--- start ---

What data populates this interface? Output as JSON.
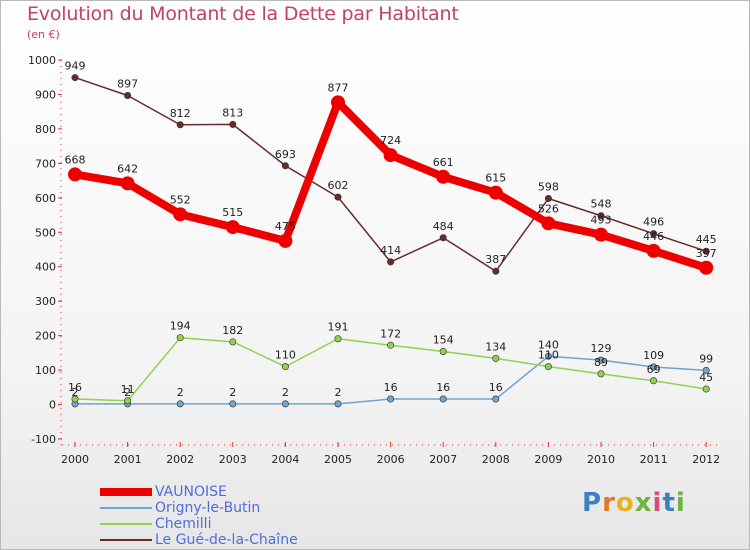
{
  "chart_data": {
    "type": "line",
    "title": "Evolution du Montant de la Dette par Habitant",
    "subtitle": "(en €)",
    "xlabel": "",
    "ylabel": "",
    "ylim": [
      -100,
      1000
    ],
    "yticks": [
      -100,
      0,
      100,
      200,
      300,
      400,
      500,
      600,
      700,
      800,
      900,
      1000
    ],
    "categories": [
      "2000",
      "2001",
      "2002",
      "2003",
      "2004",
      "2005",
      "2006",
      "2007",
      "2008",
      "2009",
      "2010",
      "2011",
      "2012"
    ],
    "grid": false,
    "legend": "bottom-left",
    "series": [
      {
        "name": "VAUNOISE",
        "color": "#ee0000",
        "values": [
          668,
          642,
          552,
          515,
          475,
          877,
          724,
          661,
          615,
          526,
          493,
          446,
          397
        ]
      },
      {
        "name": "Origny-le-Butin",
        "color": "#6fa3d0",
        "values": [
          2,
          2,
          2,
          2,
          2,
          2,
          16,
          16,
          16,
          140,
          129,
          109,
          99
        ]
      },
      {
        "name": "Chemilli",
        "color": "#92d050",
        "values": [
          16,
          11,
          194,
          182,
          110,
          191,
          172,
          154,
          134,
          110,
          89,
          69,
          45
        ]
      },
      {
        "name": "Le Gué-de-la-Chaîne",
        "color": "#6b2a2a",
        "values": [
          949,
          897,
          812,
          813,
          693,
          602,
          414,
          484,
          387,
          598,
          548,
          496,
          445
        ]
      }
    ]
  },
  "logo": {
    "letters": [
      "P",
      "r",
      "o",
      "x",
      "i",
      "t",
      "i"
    ]
  }
}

--- end ---

**Work to do**. Repeat the data in full and exactly. Omit pictures.

**Finished exercise**.
What data populates this interface? Output as JSON.
{
  "chart_data": {
    "type": "line",
    "title": "Evolution du Montant de la Dette par Habitant",
    "subtitle": "(en €)",
    "xlabel": "",
    "ylabel": "",
    "ylim": [
      -100,
      1000
    ],
    "yticks": [
      -100,
      0,
      100,
      200,
      300,
      400,
      500,
      600,
      700,
      800,
      900,
      1000
    ],
    "categories": [
      "2000",
      "2001",
      "2002",
      "2003",
      "2004",
      "2005",
      "2006",
      "2007",
      "2008",
      "2009",
      "2010",
      "2011",
      "2012"
    ],
    "grid": false,
    "legend": "bottom-left",
    "series": [
      {
        "name": "VAUNOISE",
        "color": "#ee0000",
        "values": [
          668,
          642,
          552,
          515,
          475,
          877,
          724,
          661,
          615,
          526,
          493,
          446,
          397
        ]
      },
      {
        "name": "Origny-le-Butin",
        "color": "#6fa3d0",
        "values": [
          2,
          2,
          2,
          2,
          2,
          2,
          16,
          16,
          16,
          140,
          129,
          109,
          99
        ]
      },
      {
        "name": "Chemilli",
        "color": "#92d050",
        "values": [
          16,
          11,
          194,
          182,
          110,
          191,
          172,
          154,
          134,
          110,
          89,
          69,
          45
        ]
      },
      {
        "name": "Le Gué-de-la-Chaîne",
        "color": "#6b2a2a",
        "values": [
          949,
          897,
          812,
          813,
          693,
          602,
          414,
          484,
          387,
          598,
          548,
          496,
          445
        ]
      }
    ]
  },
  "logo": {
    "letters": [
      "P",
      "r",
      "o",
      "x",
      "i",
      "t",
      "i"
    ]
  }
}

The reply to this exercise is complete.